Send each entry back exactly as given, pictures excluded.

▶ **Records for this task**:
============
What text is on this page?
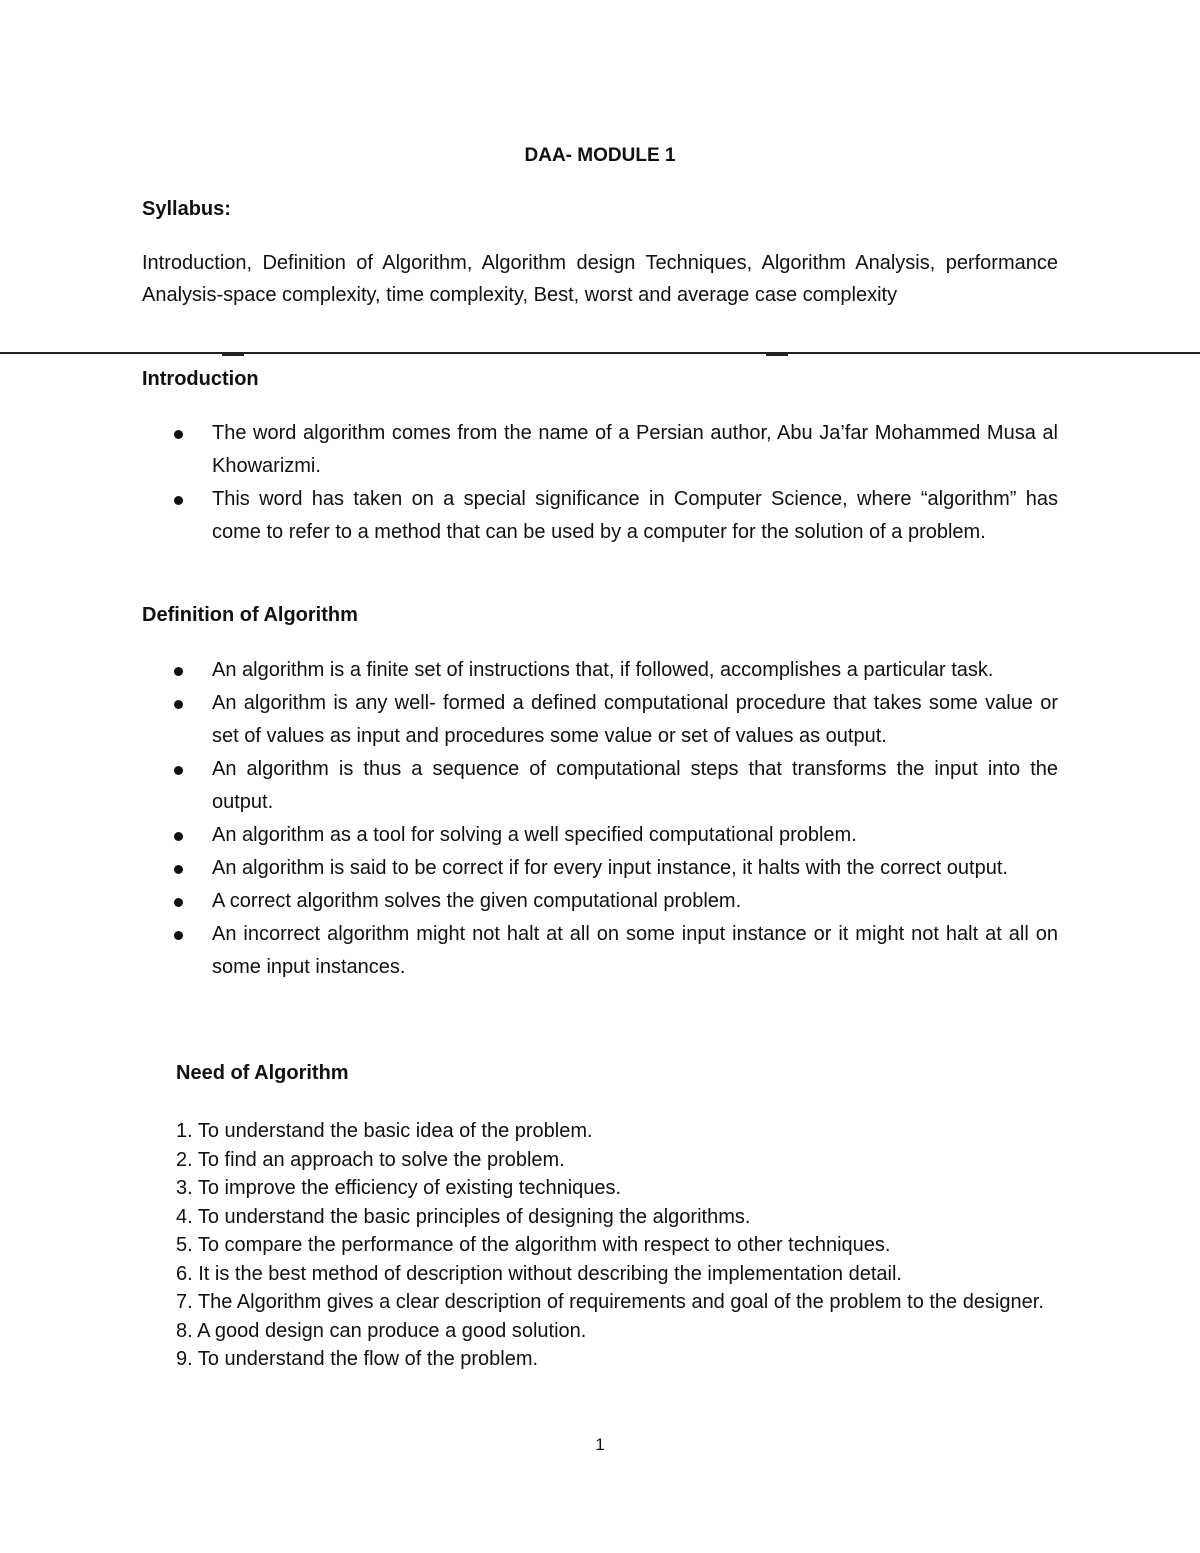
DAA- MODULE 1
Syllabus:
Introduction, Definition of Algorithm, Algorithm design Techniques, Algorithm Analysis, performance Analysis-space complexity, time complexity, Best, worst and average case complexity
Introduction
The word algorithm comes from the name of a Persian author, Abu Ja’far Mohammed Musa al Khowarizmi.
This word has taken on a special significance in Computer Science, where “algorithm” has come to refer to a method that can be used by a computer for the solution of a problem.
Definition of Algorithm
An algorithm is a finite set of instructions that, if followed, accomplishes a particular task.
An algorithm is any well- formed a defined computational procedure that takes some value or set of values as input and procedures some value or set of values as output.
An algorithm is thus a sequence of computational steps that transforms the input into the output.
An algorithm as a tool for solving a well specified computational problem.
An algorithm is said to be correct if for every input instance, it halts with the correct output.
A correct algorithm solves the given computational problem.
An incorrect algorithm might not halt at all on some input instance or it might not halt at all on some input instances.
Need of Algorithm
1. To understand the basic idea of the problem.
2. To find an approach to solve the problem.
3. To improve the efficiency of existing techniques.
4. To understand the basic principles of designing the algorithms.
5. To compare the performance of the algorithm with respect to other techniques.
6. It is the best method of description without describing the implementation detail.
7. The Algorithm gives a clear description of requirements and goal of the problem to the designer.
8. A good design can produce a good solution.
9. To understand the flow of the problem.
1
============
▶ **Complete output**:
What text is on this page?
DAA- MODULE 1
Syllabus:
Introduction, Definition of Algorithm, Algorithm design Techniques, Algorithm Analysis, performance Analysis-space complexity, time complexity, Best, worst and average case complexity
Introduction
The word algorithm comes from the name of a Persian author, Abu Ja’far Mohammed Musa al Khowarizmi.
This word has taken on a special significance in Computer Science, where “algorithm” has come to refer to a method that can be used by a computer for the solution of a problem.
Definition of Algorithm
An algorithm is a finite set of instructions that, if followed, accomplishes a particular task.
An algorithm is any well- formed a defined computational procedure that takes some value or set of values as input and procedures some value or set of values as output.
An algorithm is thus a sequence of computational steps that transforms the input into the output.
An algorithm as a tool for solving a well specified computational problem.
An algorithm is said to be correct if for every input instance, it halts with the correct output.
A correct algorithm solves the given computational problem.
An incorrect algorithm might not halt at all on some input instance or it might not halt at all on some input instances.
Need of Algorithm
1. To understand the basic idea of the problem.
2. To find an approach to solve the problem.
3. To improve the efficiency of existing techniques.
4. To understand the basic principles of designing the algorithms.
5. To compare the performance of the algorithm with respect to other techniques.
6. It is the best method of description without describing the implementation detail.
7. The Algorithm gives a clear description of requirements and goal of the problem to the designer.
8. A good design can produce a good solution.
9. To understand the flow of the problem.
1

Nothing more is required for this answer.